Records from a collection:
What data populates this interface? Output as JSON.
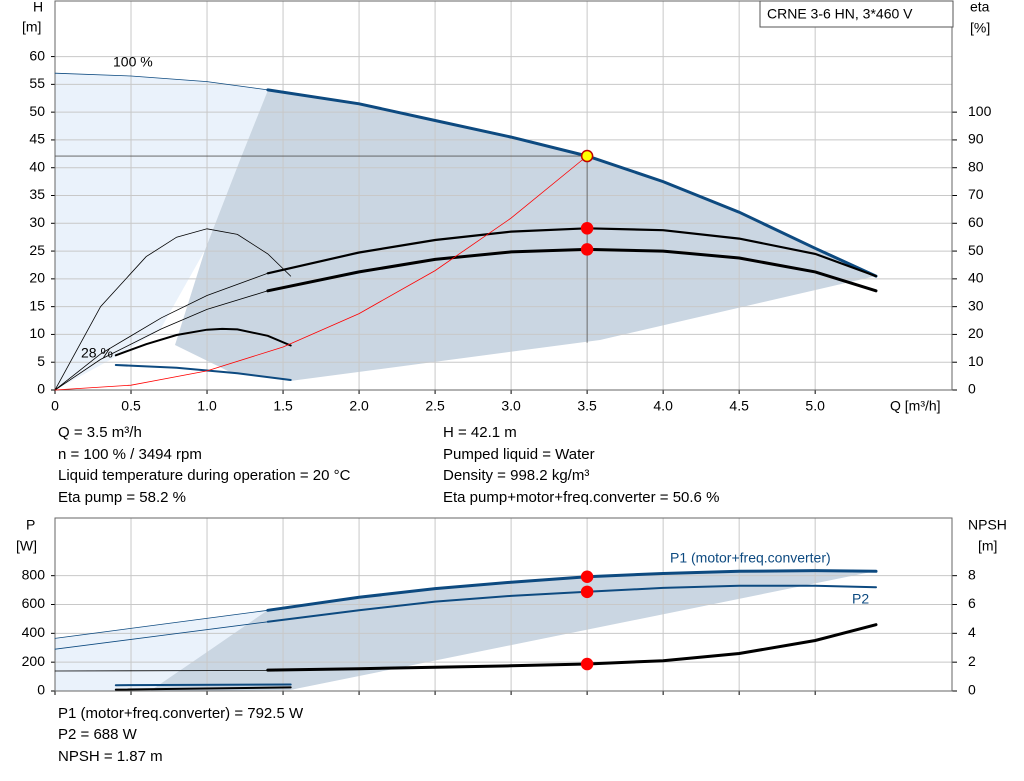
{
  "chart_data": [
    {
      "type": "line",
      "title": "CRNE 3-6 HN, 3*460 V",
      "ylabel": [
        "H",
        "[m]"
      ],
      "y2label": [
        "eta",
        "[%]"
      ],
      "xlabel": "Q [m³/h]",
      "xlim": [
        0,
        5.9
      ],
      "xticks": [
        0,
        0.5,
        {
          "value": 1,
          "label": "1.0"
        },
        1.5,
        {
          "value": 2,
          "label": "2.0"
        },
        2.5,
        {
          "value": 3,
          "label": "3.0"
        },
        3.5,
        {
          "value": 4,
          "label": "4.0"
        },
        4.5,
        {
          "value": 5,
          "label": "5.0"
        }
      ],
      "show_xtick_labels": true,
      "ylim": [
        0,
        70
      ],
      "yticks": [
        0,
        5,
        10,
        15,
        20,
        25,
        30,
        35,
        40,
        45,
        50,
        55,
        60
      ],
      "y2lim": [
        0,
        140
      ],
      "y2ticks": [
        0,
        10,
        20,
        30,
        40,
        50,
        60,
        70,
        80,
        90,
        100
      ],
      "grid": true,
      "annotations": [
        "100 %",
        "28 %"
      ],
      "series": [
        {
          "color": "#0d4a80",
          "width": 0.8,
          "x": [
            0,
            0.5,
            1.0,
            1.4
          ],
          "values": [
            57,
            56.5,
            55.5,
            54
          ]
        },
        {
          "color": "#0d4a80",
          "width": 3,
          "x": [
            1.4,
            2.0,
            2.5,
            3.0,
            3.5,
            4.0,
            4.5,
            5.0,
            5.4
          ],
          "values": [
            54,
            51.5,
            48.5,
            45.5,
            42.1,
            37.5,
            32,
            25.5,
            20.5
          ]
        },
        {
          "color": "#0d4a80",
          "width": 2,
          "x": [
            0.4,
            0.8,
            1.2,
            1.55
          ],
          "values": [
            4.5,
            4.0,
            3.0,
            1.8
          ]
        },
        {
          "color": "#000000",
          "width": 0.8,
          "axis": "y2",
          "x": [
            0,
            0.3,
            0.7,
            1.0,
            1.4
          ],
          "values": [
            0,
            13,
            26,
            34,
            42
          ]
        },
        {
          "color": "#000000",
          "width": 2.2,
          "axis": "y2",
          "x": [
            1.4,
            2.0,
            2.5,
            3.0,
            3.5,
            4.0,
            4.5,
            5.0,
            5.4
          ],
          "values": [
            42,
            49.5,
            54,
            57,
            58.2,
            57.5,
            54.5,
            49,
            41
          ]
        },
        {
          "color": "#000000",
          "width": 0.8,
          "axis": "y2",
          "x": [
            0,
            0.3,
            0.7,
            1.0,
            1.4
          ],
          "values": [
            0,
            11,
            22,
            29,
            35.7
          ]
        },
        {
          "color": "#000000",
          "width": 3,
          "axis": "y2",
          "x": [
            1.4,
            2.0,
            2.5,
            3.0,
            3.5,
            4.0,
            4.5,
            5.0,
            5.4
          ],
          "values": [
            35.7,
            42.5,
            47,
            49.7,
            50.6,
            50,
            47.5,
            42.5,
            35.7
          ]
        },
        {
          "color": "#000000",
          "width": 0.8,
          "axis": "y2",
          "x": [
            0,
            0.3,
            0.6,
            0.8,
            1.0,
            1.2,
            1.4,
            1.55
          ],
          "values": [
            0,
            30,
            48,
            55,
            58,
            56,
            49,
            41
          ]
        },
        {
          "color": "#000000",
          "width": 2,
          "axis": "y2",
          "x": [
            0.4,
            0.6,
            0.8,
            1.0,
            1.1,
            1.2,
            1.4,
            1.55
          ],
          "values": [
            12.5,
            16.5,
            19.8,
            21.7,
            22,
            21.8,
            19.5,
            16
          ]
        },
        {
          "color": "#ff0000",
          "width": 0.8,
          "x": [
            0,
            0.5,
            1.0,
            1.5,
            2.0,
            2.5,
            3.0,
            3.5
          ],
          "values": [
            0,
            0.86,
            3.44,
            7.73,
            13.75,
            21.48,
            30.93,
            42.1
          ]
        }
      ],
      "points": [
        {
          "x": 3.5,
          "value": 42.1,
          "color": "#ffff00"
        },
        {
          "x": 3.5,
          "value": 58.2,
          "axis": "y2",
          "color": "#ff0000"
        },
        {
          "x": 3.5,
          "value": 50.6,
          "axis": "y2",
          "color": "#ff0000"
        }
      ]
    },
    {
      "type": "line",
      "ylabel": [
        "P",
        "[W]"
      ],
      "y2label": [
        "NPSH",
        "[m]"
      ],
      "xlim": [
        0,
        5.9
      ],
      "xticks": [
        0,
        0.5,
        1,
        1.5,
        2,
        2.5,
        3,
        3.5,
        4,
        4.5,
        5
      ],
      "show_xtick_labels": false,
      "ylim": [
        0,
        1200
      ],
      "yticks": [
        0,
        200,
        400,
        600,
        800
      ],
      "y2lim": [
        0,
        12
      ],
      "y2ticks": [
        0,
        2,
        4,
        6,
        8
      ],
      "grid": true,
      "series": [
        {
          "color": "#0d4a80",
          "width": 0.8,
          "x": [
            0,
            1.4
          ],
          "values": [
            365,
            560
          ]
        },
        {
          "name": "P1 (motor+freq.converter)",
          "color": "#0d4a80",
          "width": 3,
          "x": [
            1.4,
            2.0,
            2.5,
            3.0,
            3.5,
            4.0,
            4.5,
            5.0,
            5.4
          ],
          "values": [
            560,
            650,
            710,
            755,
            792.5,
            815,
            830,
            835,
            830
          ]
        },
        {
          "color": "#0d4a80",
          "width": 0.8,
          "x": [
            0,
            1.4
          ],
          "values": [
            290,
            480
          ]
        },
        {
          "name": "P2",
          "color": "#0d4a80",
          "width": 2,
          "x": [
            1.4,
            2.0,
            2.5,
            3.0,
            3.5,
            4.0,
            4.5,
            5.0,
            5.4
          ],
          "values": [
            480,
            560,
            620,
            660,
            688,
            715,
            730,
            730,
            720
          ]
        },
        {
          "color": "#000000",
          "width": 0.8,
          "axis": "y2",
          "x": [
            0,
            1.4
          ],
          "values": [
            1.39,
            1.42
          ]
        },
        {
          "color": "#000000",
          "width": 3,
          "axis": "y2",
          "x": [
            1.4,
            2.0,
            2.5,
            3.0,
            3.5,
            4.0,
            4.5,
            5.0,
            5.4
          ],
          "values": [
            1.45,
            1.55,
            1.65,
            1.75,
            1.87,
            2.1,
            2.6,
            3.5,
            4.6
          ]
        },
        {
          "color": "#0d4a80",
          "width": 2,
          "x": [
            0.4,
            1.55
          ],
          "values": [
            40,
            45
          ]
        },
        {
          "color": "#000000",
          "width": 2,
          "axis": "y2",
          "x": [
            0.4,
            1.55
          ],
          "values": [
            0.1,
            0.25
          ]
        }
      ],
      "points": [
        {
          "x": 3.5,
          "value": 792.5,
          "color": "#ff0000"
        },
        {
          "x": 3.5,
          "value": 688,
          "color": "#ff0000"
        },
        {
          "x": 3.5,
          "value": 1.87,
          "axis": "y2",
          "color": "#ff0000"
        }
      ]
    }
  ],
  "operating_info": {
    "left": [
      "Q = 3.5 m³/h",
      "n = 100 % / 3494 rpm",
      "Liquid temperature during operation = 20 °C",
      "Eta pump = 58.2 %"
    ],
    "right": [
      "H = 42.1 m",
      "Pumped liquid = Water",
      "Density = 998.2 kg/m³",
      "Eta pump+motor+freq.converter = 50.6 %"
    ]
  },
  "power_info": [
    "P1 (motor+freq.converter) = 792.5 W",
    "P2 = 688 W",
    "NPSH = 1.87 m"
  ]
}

▶ _REQUIREMENT_:
Transcribe the full listing character for character. Pictures are excluded.

▶ _RESPONSE BELOW_:
What data populates this interface? Output as JSON.
{
  "chart_data": [
    {
      "type": "line",
      "title": "CRNE 3-6 HN, 3*460 V",
      "ylabel": [
        "H",
        "[m]"
      ],
      "y2label": [
        "eta",
        "[%]"
      ],
      "xlabel": "Q [m³/h]",
      "xlim": [
        0,
        5.9
      ],
      "xticks": [
        0,
        0.5,
        {
          "value": 1,
          "label": "1.0"
        },
        1.5,
        {
          "value": 2,
          "label": "2.0"
        },
        2.5,
        {
          "value": 3,
          "label": "3.0"
        },
        3.5,
        {
          "value": 4,
          "label": "4.0"
        },
        4.5,
        {
          "value": 5,
          "label": "5.0"
        }
      ],
      "show_xtick_labels": true,
      "ylim": [
        0,
        70
      ],
      "yticks": [
        0,
        5,
        10,
        15,
        20,
        25,
        30,
        35,
        40,
        45,
        50,
        55,
        60
      ],
      "y2lim": [
        0,
        140
      ],
      "y2ticks": [
        0,
        10,
        20,
        30,
        40,
        50,
        60,
        70,
        80,
        90,
        100
      ],
      "grid": true,
      "annotations": [
        "100 %",
        "28 %"
      ],
      "series": [
        {
          "color": "#0d4a80",
          "width": 0.8,
          "x": [
            0,
            0.5,
            1.0,
            1.4
          ],
          "values": [
            57,
            56.5,
            55.5,
            54
          ]
        },
        {
          "color": "#0d4a80",
          "width": 3,
          "x": [
            1.4,
            2.0,
            2.5,
            3.0,
            3.5,
            4.0,
            4.5,
            5.0,
            5.4
          ],
          "values": [
            54,
            51.5,
            48.5,
            45.5,
            42.1,
            37.5,
            32,
            25.5,
            20.5
          ]
        },
        {
          "color": "#0d4a80",
          "width": 2,
          "x": [
            0.4,
            0.8,
            1.2,
            1.55
          ],
          "values": [
            4.5,
            4.0,
            3.0,
            1.8
          ]
        },
        {
          "color": "#000000",
          "width": 0.8,
          "axis": "y2",
          "x": [
            0,
            0.3,
            0.7,
            1.0,
            1.4
          ],
          "values": [
            0,
            13,
            26,
            34,
            42
          ]
        },
        {
          "color": "#000000",
          "width": 2.2,
          "axis": "y2",
          "x": [
            1.4,
            2.0,
            2.5,
            3.0,
            3.5,
            4.0,
            4.5,
            5.0,
            5.4
          ],
          "values": [
            42,
            49.5,
            54,
            57,
            58.2,
            57.5,
            54.5,
            49,
            41
          ]
        },
        {
          "color": "#000000",
          "width": 0.8,
          "axis": "y2",
          "x": [
            0,
            0.3,
            0.7,
            1.0,
            1.4
          ],
          "values": [
            0,
            11,
            22,
            29,
            35.7
          ]
        },
        {
          "color": "#000000",
          "width": 3,
          "axis": "y2",
          "x": [
            1.4,
            2.0,
            2.5,
            3.0,
            3.5,
            4.0,
            4.5,
            5.0,
            5.4
          ],
          "values": [
            35.7,
            42.5,
            47,
            49.7,
            50.6,
            50,
            47.5,
            42.5,
            35.7
          ]
        },
        {
          "color": "#000000",
          "width": 0.8,
          "axis": "y2",
          "x": [
            0,
            0.3,
            0.6,
            0.8,
            1.0,
            1.2,
            1.4,
            1.55
          ],
          "values": [
            0,
            30,
            48,
            55,
            58,
            56,
            49,
            41
          ]
        },
        {
          "color": "#000000",
          "width": 2,
          "axis": "y2",
          "x": [
            0.4,
            0.6,
            0.8,
            1.0,
            1.1,
            1.2,
            1.4,
            1.55
          ],
          "values": [
            12.5,
            16.5,
            19.8,
            21.7,
            22,
            21.8,
            19.5,
            16
          ]
        },
        {
          "color": "#ff0000",
          "width": 0.8,
          "x": [
            0,
            0.5,
            1.0,
            1.5,
            2.0,
            2.5,
            3.0,
            3.5
          ],
          "values": [
            0,
            0.86,
            3.44,
            7.73,
            13.75,
            21.48,
            30.93,
            42.1
          ]
        }
      ],
      "points": [
        {
          "x": 3.5,
          "value": 42.1,
          "color": "#ffff00"
        },
        {
          "x": 3.5,
          "value": 58.2,
          "axis": "y2",
          "color": "#ff0000"
        },
        {
          "x": 3.5,
          "value": 50.6,
          "axis": "y2",
          "color": "#ff0000"
        }
      ]
    },
    {
      "type": "line",
      "ylabel": [
        "P",
        "[W]"
      ],
      "y2label": [
        "NPSH",
        "[m]"
      ],
      "xlim": [
        0,
        5.9
      ],
      "xticks": [
        0,
        0.5,
        1,
        1.5,
        2,
        2.5,
        3,
        3.5,
        4,
        4.5,
        5
      ],
      "show_xtick_labels": false,
      "ylim": [
        0,
        1200
      ],
      "yticks": [
        0,
        200,
        400,
        600,
        800
      ],
      "y2lim": [
        0,
        12
      ],
      "y2ticks": [
        0,
        2,
        4,
        6,
        8
      ],
      "grid": true,
      "series": [
        {
          "color": "#0d4a80",
          "width": 0.8,
          "x": [
            0,
            1.4
          ],
          "values": [
            365,
            560
          ]
        },
        {
          "name": "P1 (motor+freq.converter)",
          "color": "#0d4a80",
          "width": 3,
          "x": [
            1.4,
            2.0,
            2.5,
            3.0,
            3.5,
            4.0,
            4.5,
            5.0,
            5.4
          ],
          "values": [
            560,
            650,
            710,
            755,
            792.5,
            815,
            830,
            835,
            830
          ]
        },
        {
          "color": "#0d4a80",
          "width": 0.8,
          "x": [
            0,
            1.4
          ],
          "values": [
            290,
            480
          ]
        },
        {
          "name": "P2",
          "color": "#0d4a80",
          "width": 2,
          "x": [
            1.4,
            2.0,
            2.5,
            3.0,
            3.5,
            4.0,
            4.5,
            5.0,
            5.4
          ],
          "values": [
            480,
            560,
            620,
            660,
            688,
            715,
            730,
            730,
            720
          ]
        },
        {
          "color": "#000000",
          "width": 0.8,
          "axis": "y2",
          "x": [
            0,
            1.4
          ],
          "values": [
            1.39,
            1.42
          ]
        },
        {
          "color": "#000000",
          "width": 3,
          "axis": "y2",
          "x": [
            1.4,
            2.0,
            2.5,
            3.0,
            3.5,
            4.0,
            4.5,
            5.0,
            5.4
          ],
          "values": [
            1.45,
            1.55,
            1.65,
            1.75,
            1.87,
            2.1,
            2.6,
            3.5,
            4.6
          ]
        },
        {
          "color": "#0d4a80",
          "width": 2,
          "x": [
            0.4,
            1.55
          ],
          "values": [
            40,
            45
          ]
        },
        {
          "color": "#000000",
          "width": 2,
          "axis": "y2",
          "x": [
            0.4,
            1.55
          ],
          "values": [
            0.1,
            0.25
          ]
        }
      ],
      "points": [
        {
          "x": 3.5,
          "value": 792.5,
          "color": "#ff0000"
        },
        {
          "x": 3.5,
          "value": 688,
          "color": "#ff0000"
        },
        {
          "x": 3.5,
          "value": 1.87,
          "axis": "y2",
          "color": "#ff0000"
        }
      ]
    }
  ],
  "operating_info": {
    "left": [
      "Q = 3.5 m³/h",
      "n = 100 % / 3494 rpm",
      "Liquid temperature during operation = 20 °C",
      "Eta pump = 58.2 %"
    ],
    "right": [
      "H = 42.1 m",
      "Pumped liquid = Water",
      "Density = 998.2 kg/m³",
      "Eta pump+motor+freq.converter = 50.6 %"
    ]
  },
  "power_info": [
    "P1 (motor+freq.converter) = 792.5 W",
    "P2 = 688 W",
    "NPSH = 1.87 m"
  ]
}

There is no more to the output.